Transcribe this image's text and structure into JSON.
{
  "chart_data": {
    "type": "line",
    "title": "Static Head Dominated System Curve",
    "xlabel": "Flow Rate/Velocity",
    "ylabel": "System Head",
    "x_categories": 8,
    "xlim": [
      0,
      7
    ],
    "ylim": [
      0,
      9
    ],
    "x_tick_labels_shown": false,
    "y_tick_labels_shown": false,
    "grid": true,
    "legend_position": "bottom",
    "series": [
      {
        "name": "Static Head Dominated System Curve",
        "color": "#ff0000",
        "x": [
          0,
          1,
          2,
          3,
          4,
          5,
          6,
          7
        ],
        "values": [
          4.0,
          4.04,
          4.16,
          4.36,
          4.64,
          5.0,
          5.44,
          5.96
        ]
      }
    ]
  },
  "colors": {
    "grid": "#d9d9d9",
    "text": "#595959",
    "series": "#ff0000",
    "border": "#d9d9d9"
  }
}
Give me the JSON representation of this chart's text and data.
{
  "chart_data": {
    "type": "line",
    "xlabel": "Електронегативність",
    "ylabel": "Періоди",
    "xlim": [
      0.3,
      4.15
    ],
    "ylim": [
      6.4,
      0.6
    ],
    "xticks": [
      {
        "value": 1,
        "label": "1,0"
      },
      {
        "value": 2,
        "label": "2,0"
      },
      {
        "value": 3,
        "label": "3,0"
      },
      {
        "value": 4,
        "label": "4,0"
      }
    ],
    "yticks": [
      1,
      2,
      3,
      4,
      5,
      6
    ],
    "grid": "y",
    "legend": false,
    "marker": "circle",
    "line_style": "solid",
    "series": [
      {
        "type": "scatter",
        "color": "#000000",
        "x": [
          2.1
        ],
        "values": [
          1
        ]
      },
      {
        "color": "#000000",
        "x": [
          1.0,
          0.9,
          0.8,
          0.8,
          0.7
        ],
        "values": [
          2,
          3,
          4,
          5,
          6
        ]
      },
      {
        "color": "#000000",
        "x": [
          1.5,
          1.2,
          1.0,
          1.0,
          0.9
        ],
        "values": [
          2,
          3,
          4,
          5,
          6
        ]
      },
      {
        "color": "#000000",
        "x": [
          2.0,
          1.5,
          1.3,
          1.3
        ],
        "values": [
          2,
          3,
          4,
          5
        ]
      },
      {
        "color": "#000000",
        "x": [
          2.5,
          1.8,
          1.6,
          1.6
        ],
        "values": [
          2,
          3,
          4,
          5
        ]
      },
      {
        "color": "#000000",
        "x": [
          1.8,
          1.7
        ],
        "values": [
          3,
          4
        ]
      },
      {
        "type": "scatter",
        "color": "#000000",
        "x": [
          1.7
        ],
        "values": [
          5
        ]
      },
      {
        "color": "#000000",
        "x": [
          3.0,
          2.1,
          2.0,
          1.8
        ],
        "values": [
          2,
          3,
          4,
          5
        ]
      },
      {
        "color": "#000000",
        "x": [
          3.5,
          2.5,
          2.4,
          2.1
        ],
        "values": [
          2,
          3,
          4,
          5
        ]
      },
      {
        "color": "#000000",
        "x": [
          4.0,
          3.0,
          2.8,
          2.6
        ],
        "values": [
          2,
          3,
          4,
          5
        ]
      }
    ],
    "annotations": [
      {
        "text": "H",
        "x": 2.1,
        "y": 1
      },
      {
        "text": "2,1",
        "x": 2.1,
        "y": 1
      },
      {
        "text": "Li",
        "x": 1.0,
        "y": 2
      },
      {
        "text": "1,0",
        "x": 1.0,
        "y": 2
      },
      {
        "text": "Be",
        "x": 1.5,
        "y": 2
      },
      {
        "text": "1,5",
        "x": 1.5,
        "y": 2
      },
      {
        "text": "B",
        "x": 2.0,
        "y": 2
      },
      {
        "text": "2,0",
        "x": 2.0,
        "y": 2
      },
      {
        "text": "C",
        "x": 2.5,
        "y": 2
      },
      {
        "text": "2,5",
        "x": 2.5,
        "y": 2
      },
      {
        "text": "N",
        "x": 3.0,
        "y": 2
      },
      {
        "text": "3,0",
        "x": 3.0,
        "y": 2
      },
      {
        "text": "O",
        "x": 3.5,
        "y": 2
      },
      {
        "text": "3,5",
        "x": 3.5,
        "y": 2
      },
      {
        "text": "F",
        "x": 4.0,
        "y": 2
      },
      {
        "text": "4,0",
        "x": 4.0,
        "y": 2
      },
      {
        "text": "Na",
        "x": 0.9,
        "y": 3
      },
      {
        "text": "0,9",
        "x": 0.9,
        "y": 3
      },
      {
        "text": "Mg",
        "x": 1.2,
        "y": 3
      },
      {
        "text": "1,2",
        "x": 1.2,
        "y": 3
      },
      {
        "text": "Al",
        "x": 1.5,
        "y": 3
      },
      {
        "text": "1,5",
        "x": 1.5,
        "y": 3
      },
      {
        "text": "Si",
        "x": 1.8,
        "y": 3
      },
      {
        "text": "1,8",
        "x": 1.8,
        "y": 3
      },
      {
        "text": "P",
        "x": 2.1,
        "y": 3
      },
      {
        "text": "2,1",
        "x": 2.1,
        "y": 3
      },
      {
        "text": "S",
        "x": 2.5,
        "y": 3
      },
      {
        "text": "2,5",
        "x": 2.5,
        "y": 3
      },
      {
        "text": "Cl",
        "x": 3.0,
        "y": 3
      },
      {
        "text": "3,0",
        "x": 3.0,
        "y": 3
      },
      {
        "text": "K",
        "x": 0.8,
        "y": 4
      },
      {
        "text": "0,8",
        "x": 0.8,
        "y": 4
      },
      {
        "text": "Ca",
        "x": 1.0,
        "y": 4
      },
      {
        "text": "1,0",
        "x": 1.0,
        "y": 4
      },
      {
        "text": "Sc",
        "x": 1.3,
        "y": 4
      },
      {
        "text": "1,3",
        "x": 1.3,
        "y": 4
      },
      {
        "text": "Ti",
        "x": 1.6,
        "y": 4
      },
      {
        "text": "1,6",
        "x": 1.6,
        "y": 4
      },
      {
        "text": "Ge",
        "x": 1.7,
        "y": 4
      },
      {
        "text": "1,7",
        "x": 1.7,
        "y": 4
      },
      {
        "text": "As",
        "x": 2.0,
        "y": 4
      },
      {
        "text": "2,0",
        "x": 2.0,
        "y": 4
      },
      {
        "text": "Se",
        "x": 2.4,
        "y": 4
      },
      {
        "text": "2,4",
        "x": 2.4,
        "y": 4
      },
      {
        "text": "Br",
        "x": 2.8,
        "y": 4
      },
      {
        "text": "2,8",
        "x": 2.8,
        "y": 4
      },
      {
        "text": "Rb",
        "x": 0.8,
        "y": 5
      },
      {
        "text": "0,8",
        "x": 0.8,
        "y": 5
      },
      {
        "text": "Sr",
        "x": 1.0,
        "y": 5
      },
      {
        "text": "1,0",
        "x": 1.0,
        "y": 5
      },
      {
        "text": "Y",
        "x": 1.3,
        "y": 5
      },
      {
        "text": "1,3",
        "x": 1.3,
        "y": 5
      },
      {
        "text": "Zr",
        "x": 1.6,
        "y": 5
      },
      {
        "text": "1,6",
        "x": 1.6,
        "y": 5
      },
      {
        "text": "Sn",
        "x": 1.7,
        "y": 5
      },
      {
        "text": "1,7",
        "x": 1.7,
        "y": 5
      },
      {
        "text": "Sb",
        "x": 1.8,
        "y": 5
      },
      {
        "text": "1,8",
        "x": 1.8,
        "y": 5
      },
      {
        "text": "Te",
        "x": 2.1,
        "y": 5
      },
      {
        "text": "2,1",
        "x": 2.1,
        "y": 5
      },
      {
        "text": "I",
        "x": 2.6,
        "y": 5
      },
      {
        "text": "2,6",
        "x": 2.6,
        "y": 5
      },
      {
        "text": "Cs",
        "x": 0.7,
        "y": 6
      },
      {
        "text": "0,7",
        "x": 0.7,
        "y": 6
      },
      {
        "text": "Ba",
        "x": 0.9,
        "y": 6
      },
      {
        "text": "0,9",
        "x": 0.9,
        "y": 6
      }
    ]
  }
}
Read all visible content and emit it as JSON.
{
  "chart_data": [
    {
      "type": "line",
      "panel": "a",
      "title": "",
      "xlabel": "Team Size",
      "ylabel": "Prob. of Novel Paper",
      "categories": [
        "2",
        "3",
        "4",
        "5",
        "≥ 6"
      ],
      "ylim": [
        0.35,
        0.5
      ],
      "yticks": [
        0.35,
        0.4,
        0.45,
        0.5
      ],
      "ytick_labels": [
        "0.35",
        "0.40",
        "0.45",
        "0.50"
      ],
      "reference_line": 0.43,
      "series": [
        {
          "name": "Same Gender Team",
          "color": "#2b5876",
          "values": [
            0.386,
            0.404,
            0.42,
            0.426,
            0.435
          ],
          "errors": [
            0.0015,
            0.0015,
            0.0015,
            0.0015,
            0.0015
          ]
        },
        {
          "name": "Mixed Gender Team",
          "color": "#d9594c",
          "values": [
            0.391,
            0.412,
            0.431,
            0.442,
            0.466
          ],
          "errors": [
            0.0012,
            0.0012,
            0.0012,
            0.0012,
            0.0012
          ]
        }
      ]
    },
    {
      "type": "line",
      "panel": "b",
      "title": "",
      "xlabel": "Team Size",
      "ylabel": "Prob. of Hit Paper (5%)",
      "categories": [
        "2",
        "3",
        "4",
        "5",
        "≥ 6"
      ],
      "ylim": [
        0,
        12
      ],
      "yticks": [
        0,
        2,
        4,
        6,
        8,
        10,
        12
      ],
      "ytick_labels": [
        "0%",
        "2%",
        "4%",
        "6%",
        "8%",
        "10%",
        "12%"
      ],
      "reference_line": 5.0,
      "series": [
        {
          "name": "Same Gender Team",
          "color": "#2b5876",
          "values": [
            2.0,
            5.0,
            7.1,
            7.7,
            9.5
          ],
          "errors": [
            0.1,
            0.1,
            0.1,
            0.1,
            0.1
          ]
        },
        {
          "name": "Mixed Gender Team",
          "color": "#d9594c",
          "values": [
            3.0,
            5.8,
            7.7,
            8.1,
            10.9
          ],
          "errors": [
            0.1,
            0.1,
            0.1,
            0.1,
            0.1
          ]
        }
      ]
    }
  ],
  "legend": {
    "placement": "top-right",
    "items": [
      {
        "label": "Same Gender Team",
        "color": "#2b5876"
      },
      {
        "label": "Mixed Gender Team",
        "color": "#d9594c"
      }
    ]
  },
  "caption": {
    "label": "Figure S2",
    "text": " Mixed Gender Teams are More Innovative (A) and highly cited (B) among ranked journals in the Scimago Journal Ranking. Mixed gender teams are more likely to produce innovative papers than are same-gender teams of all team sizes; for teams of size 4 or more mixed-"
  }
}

Goal:
Count how many lines above include the word "false" and answer with that figure only.

Result:
3